[Figure collection entries]
****

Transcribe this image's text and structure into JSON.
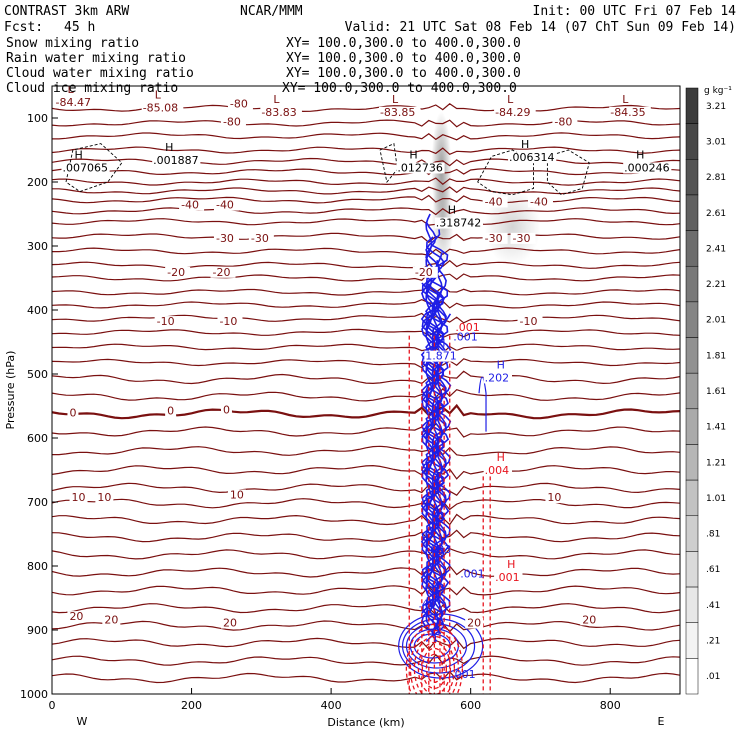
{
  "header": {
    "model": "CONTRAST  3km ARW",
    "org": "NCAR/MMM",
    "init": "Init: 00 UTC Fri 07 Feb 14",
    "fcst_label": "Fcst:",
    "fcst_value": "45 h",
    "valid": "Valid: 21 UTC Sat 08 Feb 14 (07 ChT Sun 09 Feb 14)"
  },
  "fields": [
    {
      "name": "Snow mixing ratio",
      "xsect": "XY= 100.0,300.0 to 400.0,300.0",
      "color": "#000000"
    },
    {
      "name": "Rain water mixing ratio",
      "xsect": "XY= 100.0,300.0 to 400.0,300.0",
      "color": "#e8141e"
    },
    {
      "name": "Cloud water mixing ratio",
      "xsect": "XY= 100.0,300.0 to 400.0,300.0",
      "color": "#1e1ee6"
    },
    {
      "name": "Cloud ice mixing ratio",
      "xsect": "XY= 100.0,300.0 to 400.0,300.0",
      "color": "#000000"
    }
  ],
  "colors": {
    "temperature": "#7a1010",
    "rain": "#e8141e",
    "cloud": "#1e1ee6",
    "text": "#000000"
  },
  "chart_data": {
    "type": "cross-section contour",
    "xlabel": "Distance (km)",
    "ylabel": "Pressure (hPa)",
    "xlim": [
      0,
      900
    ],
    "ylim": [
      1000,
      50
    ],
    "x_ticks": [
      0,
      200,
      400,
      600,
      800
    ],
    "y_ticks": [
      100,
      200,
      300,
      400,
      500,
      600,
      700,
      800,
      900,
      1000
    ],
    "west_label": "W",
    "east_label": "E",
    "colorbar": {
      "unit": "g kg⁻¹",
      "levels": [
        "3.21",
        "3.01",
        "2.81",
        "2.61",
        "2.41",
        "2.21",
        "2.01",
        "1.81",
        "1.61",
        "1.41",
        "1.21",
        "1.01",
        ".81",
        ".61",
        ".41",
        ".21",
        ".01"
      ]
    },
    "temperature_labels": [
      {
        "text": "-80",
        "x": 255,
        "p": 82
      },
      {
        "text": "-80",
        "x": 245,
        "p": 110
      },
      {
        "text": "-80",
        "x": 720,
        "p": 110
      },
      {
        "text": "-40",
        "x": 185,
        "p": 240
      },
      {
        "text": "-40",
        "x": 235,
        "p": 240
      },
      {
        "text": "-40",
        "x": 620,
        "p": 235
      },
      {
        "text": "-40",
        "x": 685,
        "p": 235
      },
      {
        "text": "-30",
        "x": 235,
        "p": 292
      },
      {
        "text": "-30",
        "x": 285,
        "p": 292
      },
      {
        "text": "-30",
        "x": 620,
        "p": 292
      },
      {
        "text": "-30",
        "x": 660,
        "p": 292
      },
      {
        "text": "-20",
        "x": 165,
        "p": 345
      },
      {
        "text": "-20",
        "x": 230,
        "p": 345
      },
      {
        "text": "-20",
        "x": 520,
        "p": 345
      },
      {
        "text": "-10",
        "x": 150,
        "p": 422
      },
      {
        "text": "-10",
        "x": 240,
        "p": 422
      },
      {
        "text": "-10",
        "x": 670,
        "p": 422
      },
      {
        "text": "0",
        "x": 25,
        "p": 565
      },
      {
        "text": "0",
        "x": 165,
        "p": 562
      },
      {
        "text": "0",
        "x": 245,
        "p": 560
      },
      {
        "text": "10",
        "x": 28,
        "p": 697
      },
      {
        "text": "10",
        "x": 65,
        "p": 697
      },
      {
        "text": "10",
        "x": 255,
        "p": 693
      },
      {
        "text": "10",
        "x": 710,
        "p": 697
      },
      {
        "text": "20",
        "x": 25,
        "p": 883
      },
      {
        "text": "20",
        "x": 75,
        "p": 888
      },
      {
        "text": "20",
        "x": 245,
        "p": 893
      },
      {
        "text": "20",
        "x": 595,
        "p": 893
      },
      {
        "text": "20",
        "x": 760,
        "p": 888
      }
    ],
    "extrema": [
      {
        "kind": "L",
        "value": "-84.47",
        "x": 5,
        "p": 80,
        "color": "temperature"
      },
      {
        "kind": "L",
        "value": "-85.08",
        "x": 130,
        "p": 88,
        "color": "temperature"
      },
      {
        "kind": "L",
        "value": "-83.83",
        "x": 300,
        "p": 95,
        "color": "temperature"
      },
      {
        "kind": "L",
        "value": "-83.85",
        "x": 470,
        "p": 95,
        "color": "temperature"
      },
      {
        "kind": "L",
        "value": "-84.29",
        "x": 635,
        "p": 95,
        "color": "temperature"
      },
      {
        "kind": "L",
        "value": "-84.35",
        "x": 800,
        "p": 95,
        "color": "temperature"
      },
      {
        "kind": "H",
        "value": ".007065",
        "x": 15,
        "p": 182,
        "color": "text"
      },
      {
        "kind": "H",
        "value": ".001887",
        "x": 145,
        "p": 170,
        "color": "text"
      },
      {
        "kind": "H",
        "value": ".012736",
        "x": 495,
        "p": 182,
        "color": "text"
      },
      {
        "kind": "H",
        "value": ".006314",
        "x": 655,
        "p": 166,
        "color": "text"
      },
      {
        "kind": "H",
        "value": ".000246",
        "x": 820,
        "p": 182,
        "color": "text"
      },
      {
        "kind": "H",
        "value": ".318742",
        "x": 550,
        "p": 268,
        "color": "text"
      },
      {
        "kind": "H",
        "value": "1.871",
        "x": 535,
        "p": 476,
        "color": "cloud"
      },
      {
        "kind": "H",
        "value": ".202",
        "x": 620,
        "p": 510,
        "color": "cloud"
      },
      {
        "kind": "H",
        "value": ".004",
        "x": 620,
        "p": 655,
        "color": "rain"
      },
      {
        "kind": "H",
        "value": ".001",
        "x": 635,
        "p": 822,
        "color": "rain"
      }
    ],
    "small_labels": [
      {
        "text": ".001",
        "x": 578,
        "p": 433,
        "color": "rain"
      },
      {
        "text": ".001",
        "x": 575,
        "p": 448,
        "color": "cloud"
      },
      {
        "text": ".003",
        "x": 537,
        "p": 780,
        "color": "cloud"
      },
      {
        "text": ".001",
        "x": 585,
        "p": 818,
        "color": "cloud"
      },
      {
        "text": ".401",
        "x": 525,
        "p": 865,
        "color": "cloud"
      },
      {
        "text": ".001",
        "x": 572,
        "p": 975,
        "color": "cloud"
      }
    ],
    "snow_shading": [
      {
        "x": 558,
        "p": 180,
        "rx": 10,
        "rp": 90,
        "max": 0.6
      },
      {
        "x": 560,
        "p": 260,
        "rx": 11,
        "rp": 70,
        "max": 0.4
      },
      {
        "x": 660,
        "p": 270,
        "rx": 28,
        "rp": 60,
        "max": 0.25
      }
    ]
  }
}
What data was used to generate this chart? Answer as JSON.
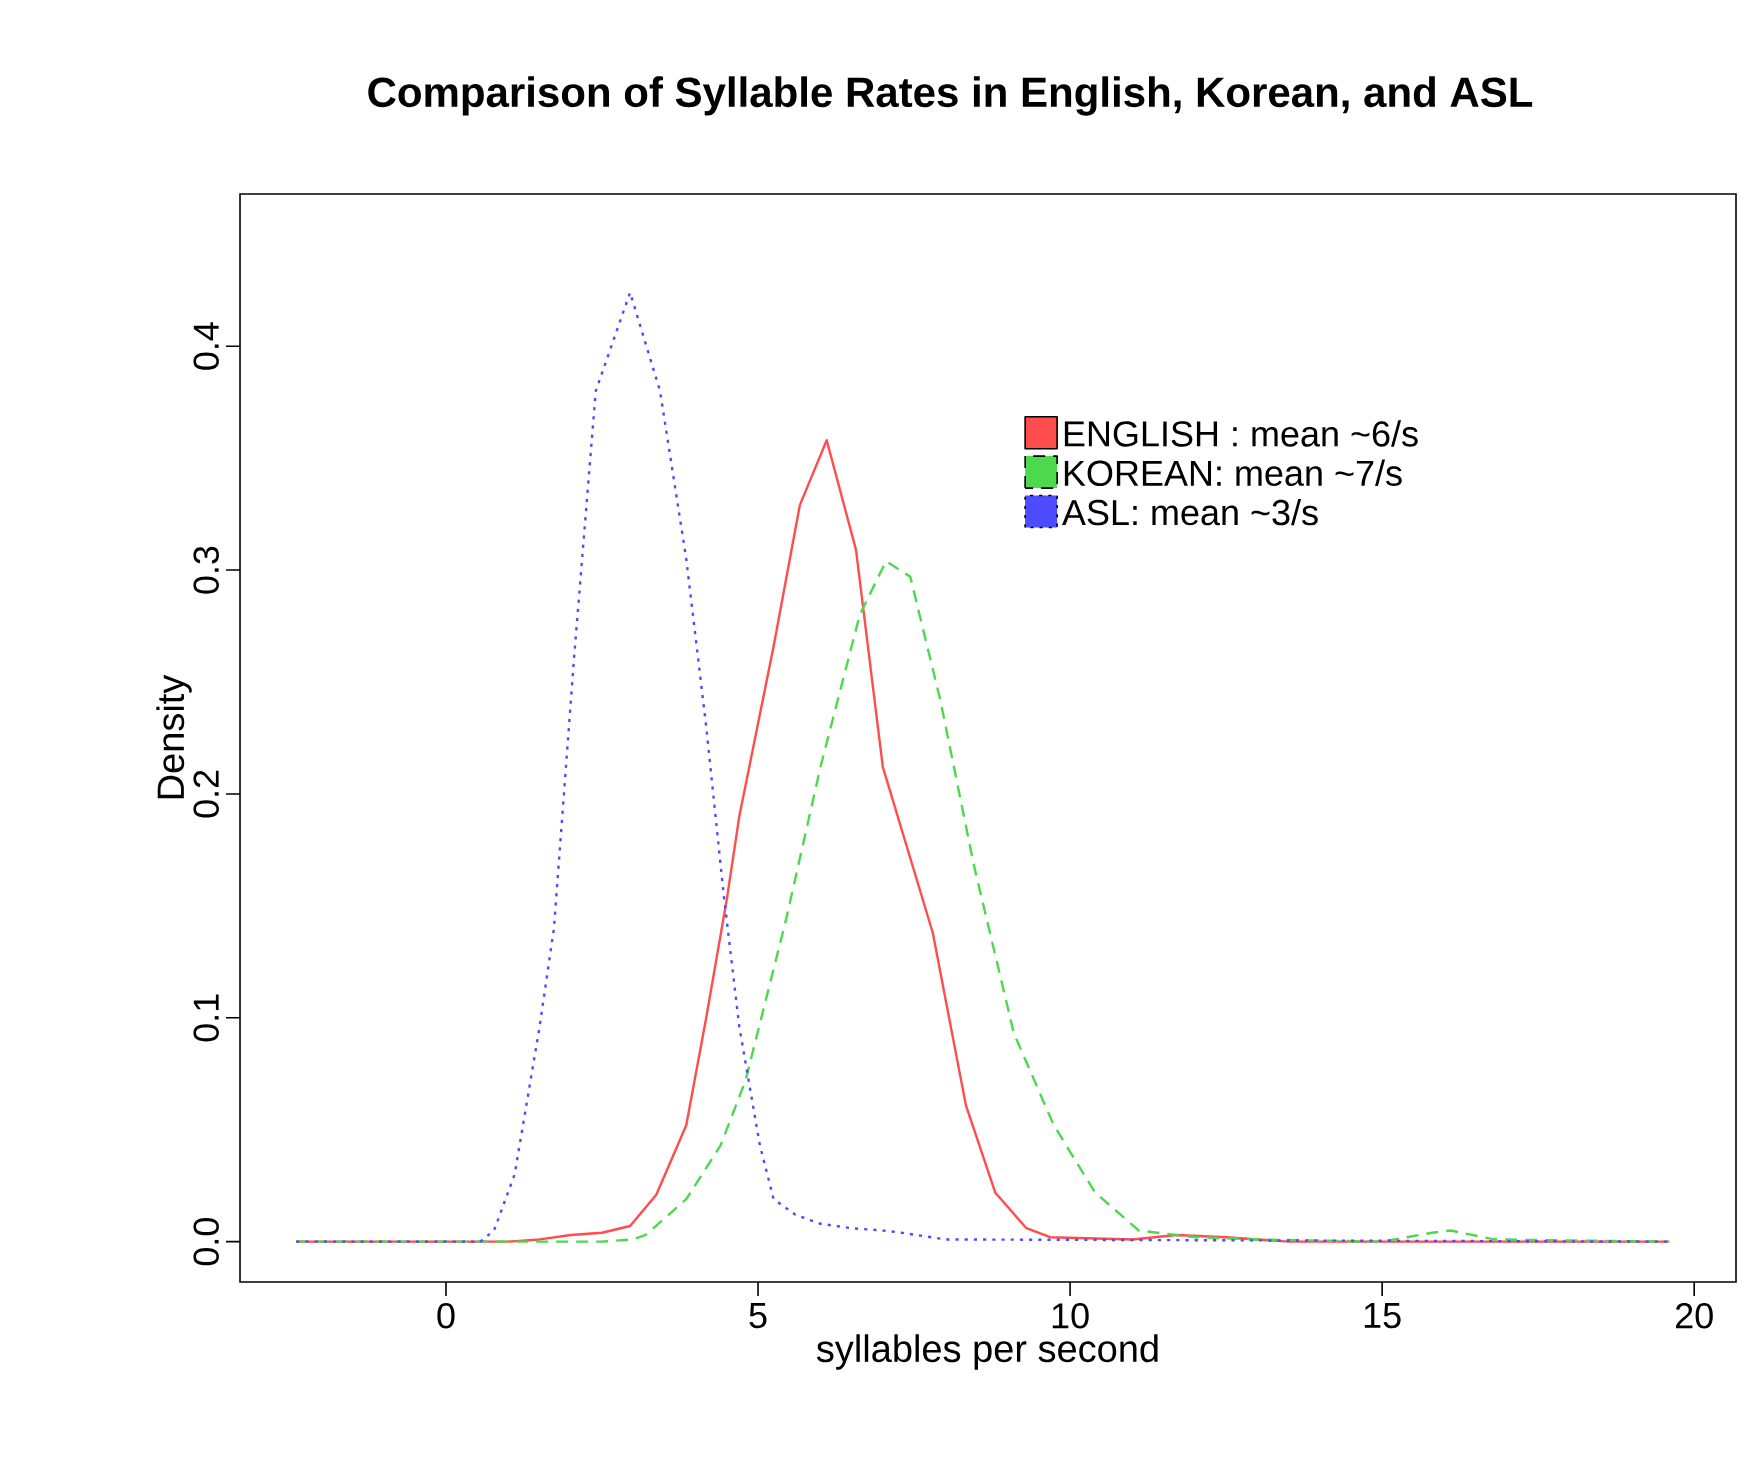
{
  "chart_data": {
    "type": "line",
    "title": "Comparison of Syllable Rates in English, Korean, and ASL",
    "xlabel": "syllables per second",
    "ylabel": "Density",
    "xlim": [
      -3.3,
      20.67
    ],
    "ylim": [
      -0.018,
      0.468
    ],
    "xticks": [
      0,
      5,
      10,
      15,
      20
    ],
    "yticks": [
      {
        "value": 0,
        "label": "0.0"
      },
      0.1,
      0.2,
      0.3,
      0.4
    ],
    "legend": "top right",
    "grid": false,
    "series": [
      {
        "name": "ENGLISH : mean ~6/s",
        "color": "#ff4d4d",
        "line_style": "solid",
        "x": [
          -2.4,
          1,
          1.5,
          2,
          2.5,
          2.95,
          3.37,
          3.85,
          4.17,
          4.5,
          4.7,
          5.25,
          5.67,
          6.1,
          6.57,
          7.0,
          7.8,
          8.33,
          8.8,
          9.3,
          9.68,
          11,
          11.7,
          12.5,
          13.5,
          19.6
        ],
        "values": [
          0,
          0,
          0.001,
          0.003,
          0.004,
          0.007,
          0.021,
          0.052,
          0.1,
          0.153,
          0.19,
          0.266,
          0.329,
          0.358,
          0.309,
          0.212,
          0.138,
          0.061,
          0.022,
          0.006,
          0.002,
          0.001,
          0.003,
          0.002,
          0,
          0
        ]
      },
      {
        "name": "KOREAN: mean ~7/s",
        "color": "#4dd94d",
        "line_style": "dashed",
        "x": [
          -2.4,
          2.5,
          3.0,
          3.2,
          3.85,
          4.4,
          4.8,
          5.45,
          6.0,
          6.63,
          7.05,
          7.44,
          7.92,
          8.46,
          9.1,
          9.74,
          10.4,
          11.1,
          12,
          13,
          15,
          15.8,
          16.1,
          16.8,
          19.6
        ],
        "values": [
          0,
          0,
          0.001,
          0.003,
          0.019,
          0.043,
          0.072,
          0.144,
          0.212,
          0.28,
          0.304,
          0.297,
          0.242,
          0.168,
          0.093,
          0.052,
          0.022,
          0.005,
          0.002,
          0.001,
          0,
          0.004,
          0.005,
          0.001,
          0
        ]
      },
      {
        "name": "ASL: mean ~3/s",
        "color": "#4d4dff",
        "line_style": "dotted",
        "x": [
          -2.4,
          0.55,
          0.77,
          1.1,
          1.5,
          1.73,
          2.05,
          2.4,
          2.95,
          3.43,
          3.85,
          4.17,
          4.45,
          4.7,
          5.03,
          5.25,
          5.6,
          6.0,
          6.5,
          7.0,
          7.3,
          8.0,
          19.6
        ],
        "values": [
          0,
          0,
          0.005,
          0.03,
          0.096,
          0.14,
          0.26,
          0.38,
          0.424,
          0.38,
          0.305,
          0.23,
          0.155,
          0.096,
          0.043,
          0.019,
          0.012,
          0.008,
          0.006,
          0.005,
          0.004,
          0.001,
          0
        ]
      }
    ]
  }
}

****

**AIM**
In the entries above, find each line with the word "type" and show it.

**FULL SOLUTION**
    "type": "cross-section contour",
    "type": "line",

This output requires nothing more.